What the task asks:
Copy out all lines where "image" appears.

## BEGIN Records for the task

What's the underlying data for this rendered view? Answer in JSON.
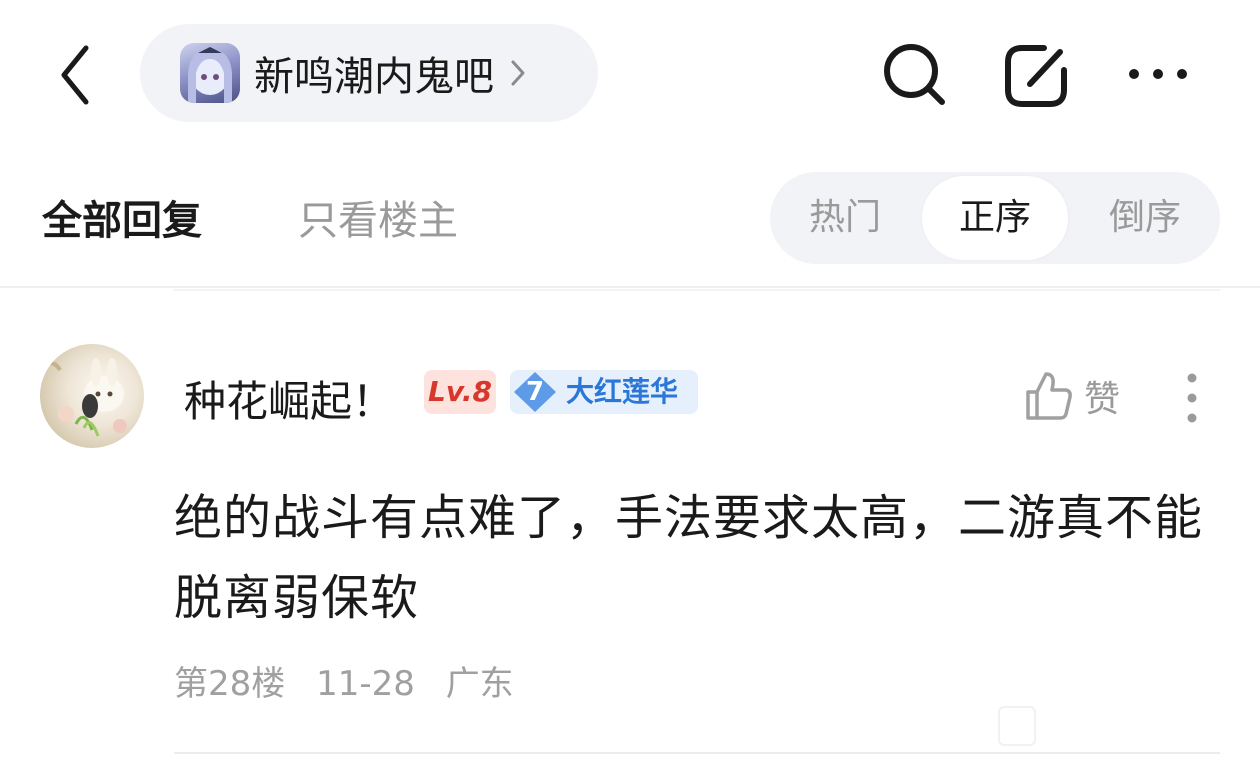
{
  "header": {
    "forum_name": "新鸣潮内鬼吧",
    "icons": [
      "back-arrow-icon",
      "forum-avatar",
      "chevron-right-icon",
      "search-icon",
      "share-icon",
      "more-horizontal-icon"
    ]
  },
  "tabs": {
    "all_replies": "全部回复",
    "only_op": "只看楼主",
    "active": "全部回复"
  },
  "sort": {
    "options": [
      "热门",
      "正序",
      "倒序"
    ],
    "selected": "正序"
  },
  "post": {
    "username": "种花崛起！",
    "level_badge": "Lv.8",
    "title_level": "7",
    "title_name": "大红莲华",
    "like_label": "赞",
    "content": "绝的战斗有点难了，手法要求太高，二游真不能脱离弱保软",
    "floor": "第28楼",
    "date": "11-28",
    "location": "广东"
  },
  "colors": {
    "pill_bg": "#f2f3f7",
    "level_badge_bg": "#fde2de",
    "level_badge_text": "#d8372b",
    "title_badge_bg": "#e6f0fd",
    "title_badge_text": "#2a77d8",
    "muted_text": "#9a9a9a"
  }
}
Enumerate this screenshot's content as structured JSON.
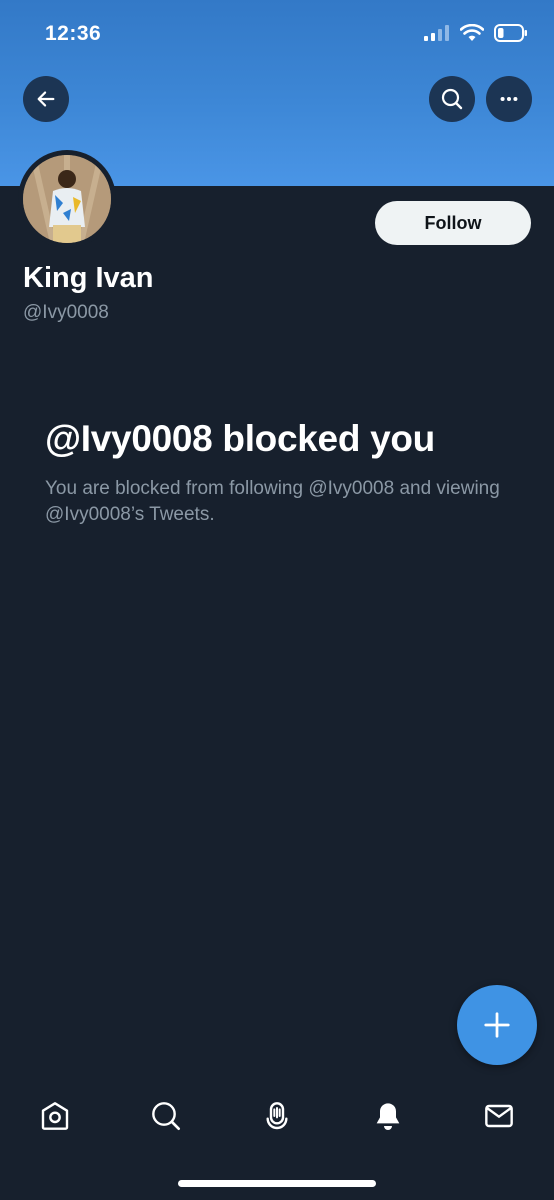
{
  "status_bar": {
    "time": "12:36",
    "battery_level": 0.25
  },
  "profile": {
    "display_name": "King Ivan",
    "handle": "@Ivy0008",
    "follow_label": "Follow"
  },
  "blocked": {
    "title": "@Ivy0008 blocked you",
    "description": "You are blocked from following @Ivy0008 and viewing @Ivy0008’s Tweets."
  },
  "icons": {
    "back": "arrow-left-icon",
    "search": "search-icon",
    "more": "more-horizontal-icon",
    "compose": "plus-icon",
    "tabs": [
      "home-icon",
      "search-icon",
      "spaces-icon",
      "notifications-icon",
      "messages-icon"
    ]
  },
  "colors": {
    "background": "#17202d",
    "banner": "#3d87d6",
    "accent": "#3f93e4",
    "secondary_text": "#8b98a5",
    "follow_button": "#eff3f4"
  }
}
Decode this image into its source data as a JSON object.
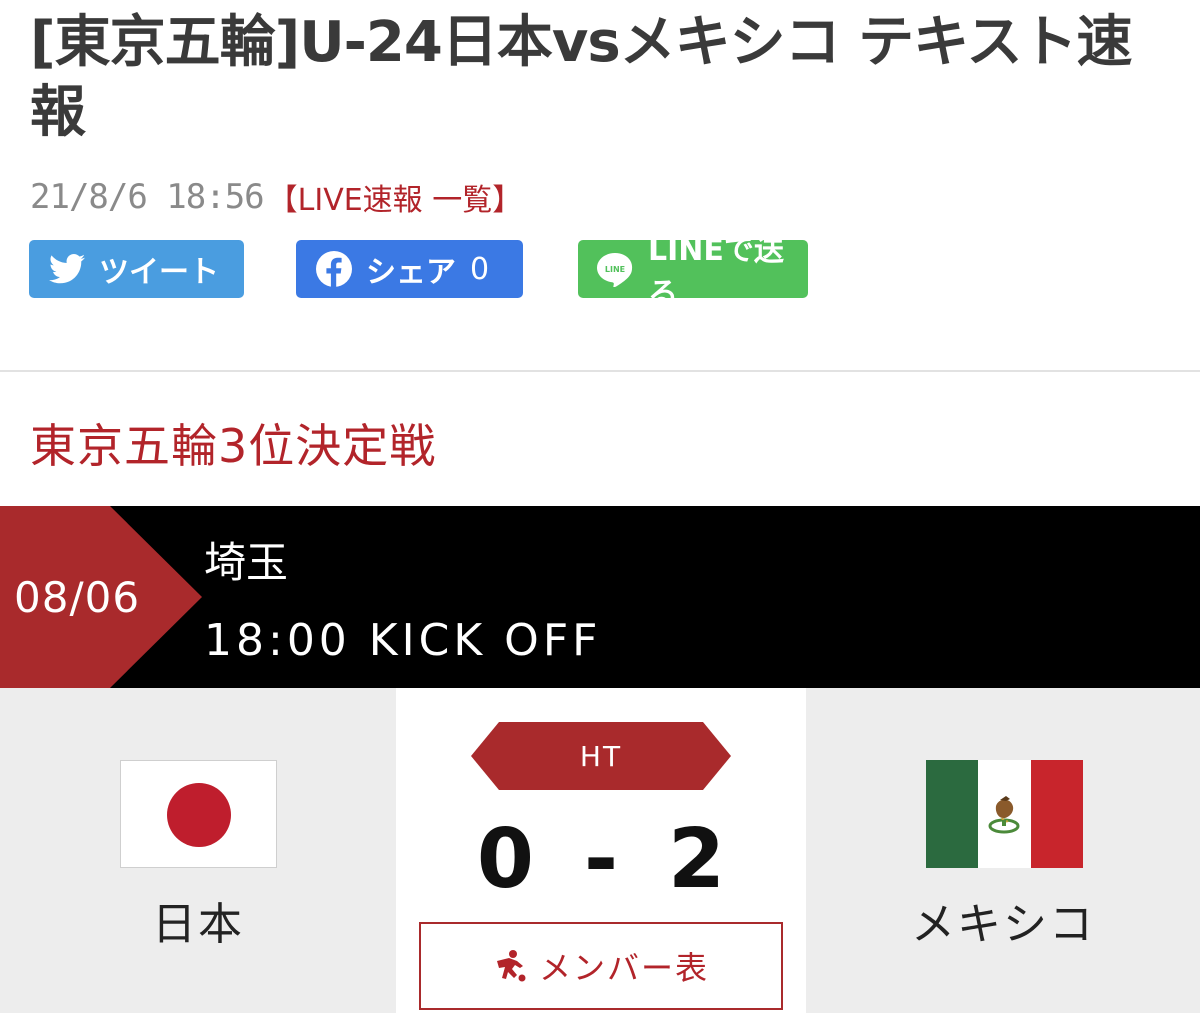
{
  "article": {
    "title": "[東京五輪]U-24日本vsメキシコ テキスト速報",
    "datetime": "21/8/6 18:56",
    "live_link": "【LIVE速報 一覧】"
  },
  "share": {
    "tweet_label": "ツイート",
    "facebook_label": "シェア",
    "facebook_count": "0",
    "line_label": "LINEで送る",
    "line_icon_text": "LINE"
  },
  "match": {
    "heading": "東京五輪3位決定戦",
    "date": "08/06",
    "venue": "埼玉",
    "kickoff": "18:00 KICK OFF",
    "status": "HT",
    "home_team": "日本",
    "away_team": "メキシコ",
    "home_score": "0",
    "score_separator": "-",
    "away_score": "2",
    "members_label": "メンバー表"
  },
  "colors": {
    "accent_red": "#b2242a",
    "twitter_blue": "#4a9de0",
    "facebook_blue": "#3b79e4",
    "line_green": "#52c15b"
  }
}
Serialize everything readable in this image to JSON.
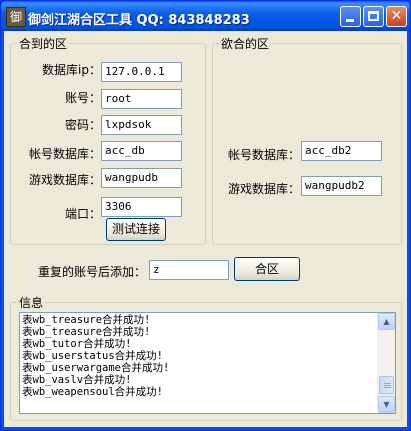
{
  "window": {
    "icon_glyph": "御",
    "title": "御剑江湖合区工具  QQ: 843848283",
    "icons": [
      "app-icon",
      "minimize-icon",
      "maximize-icon",
      "close-icon"
    ]
  },
  "source_group": {
    "legend": "合到的区",
    "db_ip_label": "数据库ip：",
    "db_ip_value": "127.0.0.1",
    "account_label": "账号：",
    "account_value": "root",
    "password_label": "密码：",
    "password_value": "lxpdsok",
    "account_db_label": "帐号数据库：",
    "account_db_value": "acc_db",
    "game_db_label": "游戏数据库：",
    "game_db_value": "wangpudb",
    "port_label": "端口：",
    "port_value": "3306",
    "test_button": "测试连接"
  },
  "target_group": {
    "legend": "欲合的区",
    "account_db_label": "帐号数据库：",
    "account_db_value": "acc_db2",
    "game_db_label": "游戏数据库：",
    "game_db_value": "wangpudb2"
  },
  "merge": {
    "suffix_label": "重复的账号后添加：",
    "suffix_value": "z",
    "merge_button": "合区"
  },
  "info": {
    "legend": "信息",
    "lines": [
      "表wb_treasure合并成功!",
      "表wb_treasure合并成功!",
      "表wb_tutor合并成功!",
      "表wb_userstatus合并成功!",
      "表wb_userwargame合并成功!",
      "表wb_vaslv合并成功!",
      "表wb_weapensoul合并成功!"
    ],
    "scroll_position": 0.95
  }
}
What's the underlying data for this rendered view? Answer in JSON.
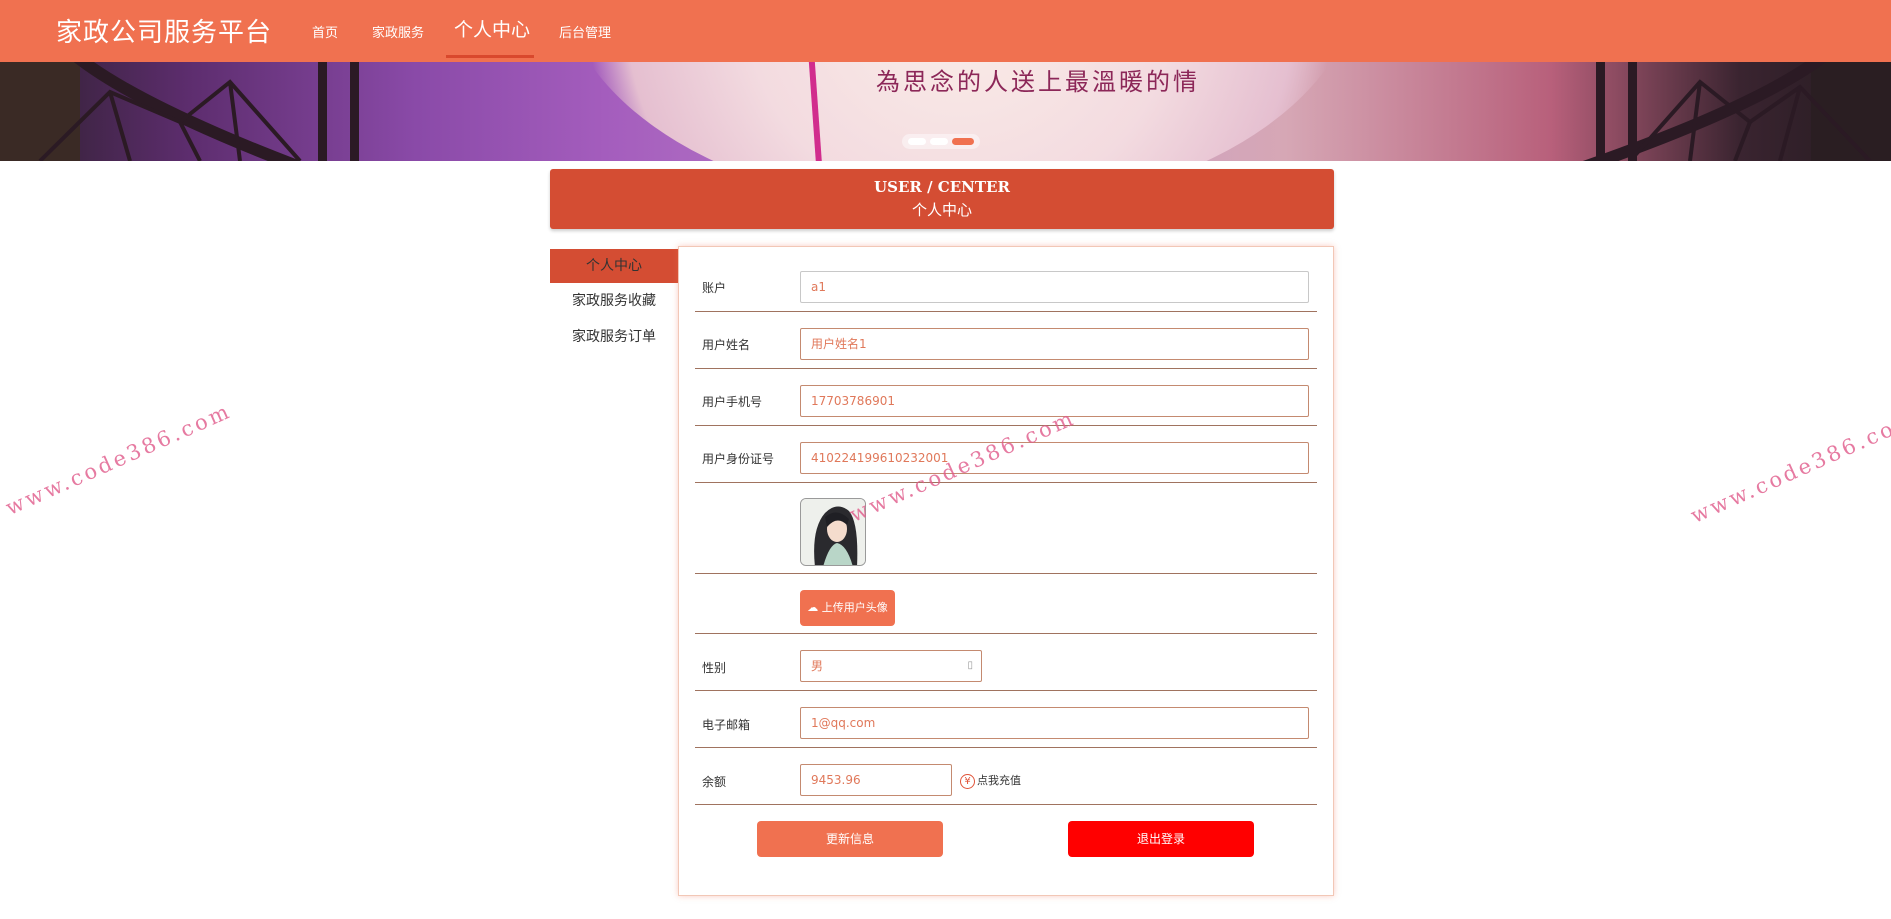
{
  "header": {
    "brand": "家政公司服务平台",
    "nav": [
      {
        "label": "首页"
      },
      {
        "label": "家政服务"
      },
      {
        "label": "个人中心"
      },
      {
        "label": "后台管理"
      }
    ],
    "active_nav": "个人中心",
    "accent_color": "#f07150"
  },
  "banner": {
    "text": "為思念的人送上最溫暖的情",
    "slides": 3,
    "active_slide": 3
  },
  "title": {
    "en": "USER / CENTER",
    "cn": "个人中心"
  },
  "sidebar": {
    "items": [
      {
        "label": "个人中心"
      },
      {
        "label": "家政服务收藏"
      },
      {
        "label": "家政服务订单"
      }
    ],
    "active": "个人中心"
  },
  "form": {
    "account": {
      "label": "账户",
      "value": "a1"
    },
    "name": {
      "label": "用户姓名",
      "value": "用户姓名1"
    },
    "phone": {
      "label": "用户手机号",
      "value": "17703786901"
    },
    "idcard": {
      "label": "用户身份证号",
      "value": "410224199610232001"
    },
    "upload_label": "上传用户头像",
    "gender": {
      "label": "性别",
      "value": "男"
    },
    "email": {
      "label": "电子邮箱",
      "value": "1@qq.com"
    },
    "balance": {
      "label": "余额",
      "value": "9453.96"
    },
    "recharge_label": "点我充值",
    "update_label": "更新信息",
    "logout_label": "退出登录",
    "logout_color": "#ff0000"
  },
  "watermark": "www.code386.com"
}
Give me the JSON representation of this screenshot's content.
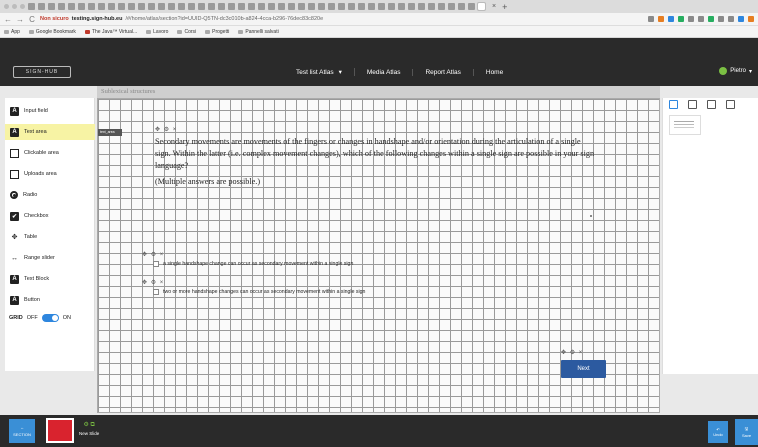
{
  "browser": {
    "tab_close": "×",
    "tab_new": "+",
    "nav": {
      "back": "←",
      "forward": "→",
      "reload": "C"
    },
    "url": {
      "security_label": "Non sicuro",
      "host": "testing.sign-hub.eu",
      "path": "/#/home/atlas/section?id=UUID-Q5TN-dc3c010b-a824-4cca-b296-76dec83c820e"
    },
    "bookmarks": [
      "App",
      "Google Bookmark",
      "The Java™ Virtual...",
      "Lavoro",
      "Corsi",
      "Progetti",
      "Pannelli salvati"
    ]
  },
  "header": {
    "logo_text": "SIGN-HUB",
    "nav": [
      {
        "label": "Test list Atlas",
        "has_dropdown": true,
        "caret": "▾"
      },
      {
        "label": "Media Atlas",
        "has_dropdown": false
      },
      {
        "label": "Report Atlas",
        "has_dropdown": false
      },
      {
        "label": "Home",
        "has_dropdown": false
      }
    ],
    "user": {
      "name": "Pietro",
      "caret": "▾"
    }
  },
  "subheader": {
    "title": "Sublexical structures"
  },
  "sidebar": {
    "items": [
      {
        "label": "Input field",
        "icon": "input-field-icon",
        "glyph": "A"
      },
      {
        "label": "Text area",
        "icon": "text-area-icon",
        "glyph": "A",
        "active": true
      },
      {
        "label": "Clickable area",
        "icon": "clickable-area-icon",
        "glyph": ""
      },
      {
        "label": "Uploads area",
        "icon": "upload-area-icon",
        "glyph": ""
      },
      {
        "label": "Radio",
        "icon": "radio-icon",
        "glyph": ""
      },
      {
        "label": "Checkbox",
        "icon": "checkbox-icon",
        "glyph": "✔"
      },
      {
        "label": "Table",
        "icon": "table-icon",
        "glyph": "✥"
      },
      {
        "label": "Range slider",
        "icon": "range-slider-icon",
        "glyph": "↔"
      },
      {
        "label": "Text Block",
        "icon": "text-block-icon",
        "glyph": "A"
      },
      {
        "label": "Button",
        "icon": "button-icon",
        "glyph": "A"
      }
    ],
    "grid_toggle": {
      "label": "GRID",
      "off": "OFF",
      "on": "ON",
      "state": "on"
    }
  },
  "canvas": {
    "tag_label": "text_area",
    "control_glyphs": "✥ ⚙ ×",
    "question": {
      "paragraph1": "Secondary movements are movements of the fingers or changes in handshape and/or orientation during the articulation of a single sign. Within the latter (i.e. complex movement changes), which of the following changes within a single sign are possible in your sign language?",
      "paragraph2": "(Multiple answers are possible.)"
    },
    "options": [
      "a single handshape change can occur as secondary movement within a single sign",
      "two or more handshape changes can occur as secondary movement within a single sign"
    ],
    "next_button": "Next"
  },
  "bottombar": {
    "section_label": "SECTION",
    "section_glyph": "↔",
    "new_slide_label": "New Slide",
    "new_slide_glyph": "⚙ ⧉",
    "undo_label": "Undo",
    "undo_glyph": "↶",
    "save_label": "Save",
    "save_glyph": "🖫"
  },
  "colors": {
    "header_bg": "#2a2a2a",
    "accent_blue": "#2c5aa0",
    "active_sidebar": "#f7f3a4",
    "slide_red": "#d9232e",
    "user_green": "#7bc043"
  }
}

## END Records for the task

Response to this exercise:
Decode this image into its source data as a JSON object.
Serialize everything readable in this image to JSON.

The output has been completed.